**Belge alıntısı**
—————

Kazalar azalıyor tartışmalar bitmiyor

Geçen yıl uçak kazalarında azalma yaşanmasına rağmen olayın sansasyonel boyutu kamuoyunu uzun süre meşgul etti.

Başta Rum Helios Havayolları’nın Atina yakınlarında düşen Boeing 737 uçağı olmak üzere birçok kaza günlerce tartışıldı. Uçak kazaları bu kadar çok gündemde olmasına rağmen 2005, toplam 35 ölümlü havayolu kazası ile son 10 yılın ortalamalarının altında kaldı. Uzmanlar, son yıllarda kazalardaki düşüşün sektörün hızlı büyümesine rağmen devam edeceğine inanıyor. Artan eğitim, dil sorunlarının üzerine gidilmesi, gelişen yeni teknolojiler, havacılık otoritelerinin sıkılaşan kuralları uçuş emniyetine olumlu etki yapıyor, kazaları azaltıyor... Uluslararası Sivil Havacılık Örgütü (ICAO) araştırmalarına göre geçen yıl en çok kaza Afrika’da meydana geldi. Buradaki hava trafiği, dünyadaki tüm uçak trafiğinin yüzde 3’ünü oluşturmasına rağmen kazaların üçte biri Afrika’da gerçekleşti. Bakımsız uçaklar, eğitim ve havalimanlarının altyapı sorunları kazaların ana nedenleri arasındaydı. Asya ve Avrupa kıtaları kaza oranlarını korurken, Güney ve Kuzey Amerika ile Avustralya’da ise oranlarda düşüş yaşandı. 2005’te 21’i büyük, toplam 35 kazada ne yazık ki 1059 kişi hayatını kaybetti. Uçak tipleri olarak bu yıl dört adetle en fazla düşen uçak Boeing 737-200 oldu. Rus Antonov’un turboprop 24 ve 26 modelleri üçer adetle 737-200’ü izledi. Aynı şirketin yeni uçağı Antonov 140 ise ilk kazasını Azerbaycan’da yaptı. Düşen en yaşlı uçak Miami’de metal yorgunluğu nedeniyle kanadı koparak denize çakılan 1947 model Grumman G-73’tü. Tolga ÖZBEK

UÇAKLAR NEDEN DÜŞTÜ

Kontrollü Uçuşta Maniaya Çarpma

Kısaca (CFIT-Controlled Flight Into Terrain) olarak adlandırılan bu kazalar, uçuş ekiplerinin yanlış planlama veya başka nedenlerden dolayı bilmeden dağa çarpmasıyla meydana geliyor. Her ne kadar yeni nesil teknolojiler bu konuda pilotlara yardım etse de özellikle eski nesil uçaklarda CFIT, kaza nedenlerinde ilk sıralardaki yerini koruyor. 2005’teki CFIT kazalarında 160 kişi hayatını kaybetti.

Yaklaşma ve iniş

2005’te uçakların piste inmek için yaklaşmaları ve iniş sırasında 12 kaza meydana geldi. Ancak bu olaylarda yolcuların kurtulma oranları geçmişe göre artarak yüzde 37’ye ulaştı. Uzmanlar yolculara iniş ve kalkışta kemerlerini iyi bağlamalarını tavsiye ediyor.

—————

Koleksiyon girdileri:
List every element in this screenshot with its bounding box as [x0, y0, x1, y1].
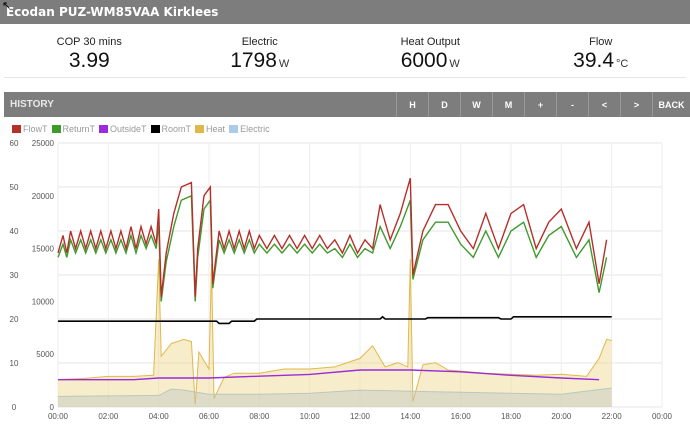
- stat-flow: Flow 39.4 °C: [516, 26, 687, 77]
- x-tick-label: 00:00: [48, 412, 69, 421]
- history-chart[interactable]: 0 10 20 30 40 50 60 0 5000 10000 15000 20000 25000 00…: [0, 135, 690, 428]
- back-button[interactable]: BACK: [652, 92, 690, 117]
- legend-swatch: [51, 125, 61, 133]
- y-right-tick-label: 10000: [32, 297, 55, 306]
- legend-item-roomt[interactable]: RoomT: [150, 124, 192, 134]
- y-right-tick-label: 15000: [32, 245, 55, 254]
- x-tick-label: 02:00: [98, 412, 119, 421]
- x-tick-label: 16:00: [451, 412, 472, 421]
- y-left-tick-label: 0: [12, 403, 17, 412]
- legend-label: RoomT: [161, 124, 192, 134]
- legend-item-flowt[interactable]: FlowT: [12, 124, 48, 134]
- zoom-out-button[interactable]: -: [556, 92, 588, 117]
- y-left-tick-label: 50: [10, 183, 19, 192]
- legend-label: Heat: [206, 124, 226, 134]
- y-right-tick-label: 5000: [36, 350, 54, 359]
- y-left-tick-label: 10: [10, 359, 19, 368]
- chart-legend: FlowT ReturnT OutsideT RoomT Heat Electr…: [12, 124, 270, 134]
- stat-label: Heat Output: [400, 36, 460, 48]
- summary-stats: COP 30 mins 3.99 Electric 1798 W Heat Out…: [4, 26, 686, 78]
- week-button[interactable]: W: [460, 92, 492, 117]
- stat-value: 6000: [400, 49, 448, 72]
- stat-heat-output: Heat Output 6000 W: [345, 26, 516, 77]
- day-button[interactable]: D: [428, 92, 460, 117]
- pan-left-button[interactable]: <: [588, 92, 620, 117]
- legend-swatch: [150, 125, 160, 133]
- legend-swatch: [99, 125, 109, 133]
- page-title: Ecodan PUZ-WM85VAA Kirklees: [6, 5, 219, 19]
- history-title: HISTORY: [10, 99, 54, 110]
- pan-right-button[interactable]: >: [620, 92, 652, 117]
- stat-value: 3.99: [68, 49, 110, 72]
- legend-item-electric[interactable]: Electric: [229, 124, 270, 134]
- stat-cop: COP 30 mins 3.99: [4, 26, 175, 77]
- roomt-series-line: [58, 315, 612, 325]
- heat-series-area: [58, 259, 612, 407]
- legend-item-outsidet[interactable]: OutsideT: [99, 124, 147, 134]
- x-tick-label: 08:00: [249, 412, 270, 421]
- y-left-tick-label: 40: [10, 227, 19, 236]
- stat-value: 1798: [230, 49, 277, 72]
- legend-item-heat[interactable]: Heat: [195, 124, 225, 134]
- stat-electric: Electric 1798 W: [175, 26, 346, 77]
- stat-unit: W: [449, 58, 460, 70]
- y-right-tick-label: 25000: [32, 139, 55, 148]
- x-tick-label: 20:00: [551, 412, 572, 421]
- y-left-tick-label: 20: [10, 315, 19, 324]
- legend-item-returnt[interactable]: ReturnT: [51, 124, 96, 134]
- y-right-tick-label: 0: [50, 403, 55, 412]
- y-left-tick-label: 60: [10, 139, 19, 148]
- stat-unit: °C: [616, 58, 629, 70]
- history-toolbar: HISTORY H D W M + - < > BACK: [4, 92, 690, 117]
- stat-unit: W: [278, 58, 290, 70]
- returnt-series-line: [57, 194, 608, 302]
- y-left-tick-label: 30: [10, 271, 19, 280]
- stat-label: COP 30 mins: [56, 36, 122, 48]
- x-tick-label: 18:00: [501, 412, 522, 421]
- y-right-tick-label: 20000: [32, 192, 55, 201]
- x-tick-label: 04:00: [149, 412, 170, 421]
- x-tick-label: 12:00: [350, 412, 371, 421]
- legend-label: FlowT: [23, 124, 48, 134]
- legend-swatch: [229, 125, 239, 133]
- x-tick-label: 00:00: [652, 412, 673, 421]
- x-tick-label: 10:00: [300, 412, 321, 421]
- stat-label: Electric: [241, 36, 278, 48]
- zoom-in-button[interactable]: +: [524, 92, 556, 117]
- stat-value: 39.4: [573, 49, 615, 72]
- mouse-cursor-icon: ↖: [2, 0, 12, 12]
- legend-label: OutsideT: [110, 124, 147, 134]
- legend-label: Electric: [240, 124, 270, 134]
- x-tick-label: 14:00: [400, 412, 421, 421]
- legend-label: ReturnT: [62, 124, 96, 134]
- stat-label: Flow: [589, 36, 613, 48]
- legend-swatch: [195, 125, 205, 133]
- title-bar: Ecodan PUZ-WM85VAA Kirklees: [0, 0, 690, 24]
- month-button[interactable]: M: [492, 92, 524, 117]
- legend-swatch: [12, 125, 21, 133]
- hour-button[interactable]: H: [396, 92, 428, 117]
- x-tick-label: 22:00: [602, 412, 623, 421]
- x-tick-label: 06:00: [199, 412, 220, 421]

—————

**Yazılı talimat A**
Uçak kazalarını konu alan metinde uçuş emniyetini olumlu etkilediği ve kazaları azalttığı belirtilen etkenleri sıralayın.
**Yazılı talimat B**
Girdilerde "- stat-flow: Flow 39.4 °C: [516, 26, 687, 77]" ifadesini içeren satırdan "- legend-swatch: [51, 125, 61, 133]" ifadesini içeren satıra kadar uzanan kısmı, iki uçtaki satırlar da dahil olmak üzere, hiçbir değişiklik yapmadan yazıya geçirin.

**Doğru çıktı A**
- Artan eğitim
- Dil sorunlarının üzerine gidilmesi
- Gelişen yeni teknolojiler
- Havacılık otoritelerinin sıkılaşan kuralları

**Doğru çıktı B**
- stat-flow: Flow 39.4 °C: [516, 26, 687, 77]
- x-tick-label: 00:00: [48, 412, 69, 421]
- history-chart[interactable]: 0 10 20 30 40 50 60 0 5000 10000 15000 20000 25000 00…: [0, 135, 690, 428]
- back-button[interactable]: BACK: [652, 92, 690, 117]
- legend-swatch: [51, 125, 61, 133]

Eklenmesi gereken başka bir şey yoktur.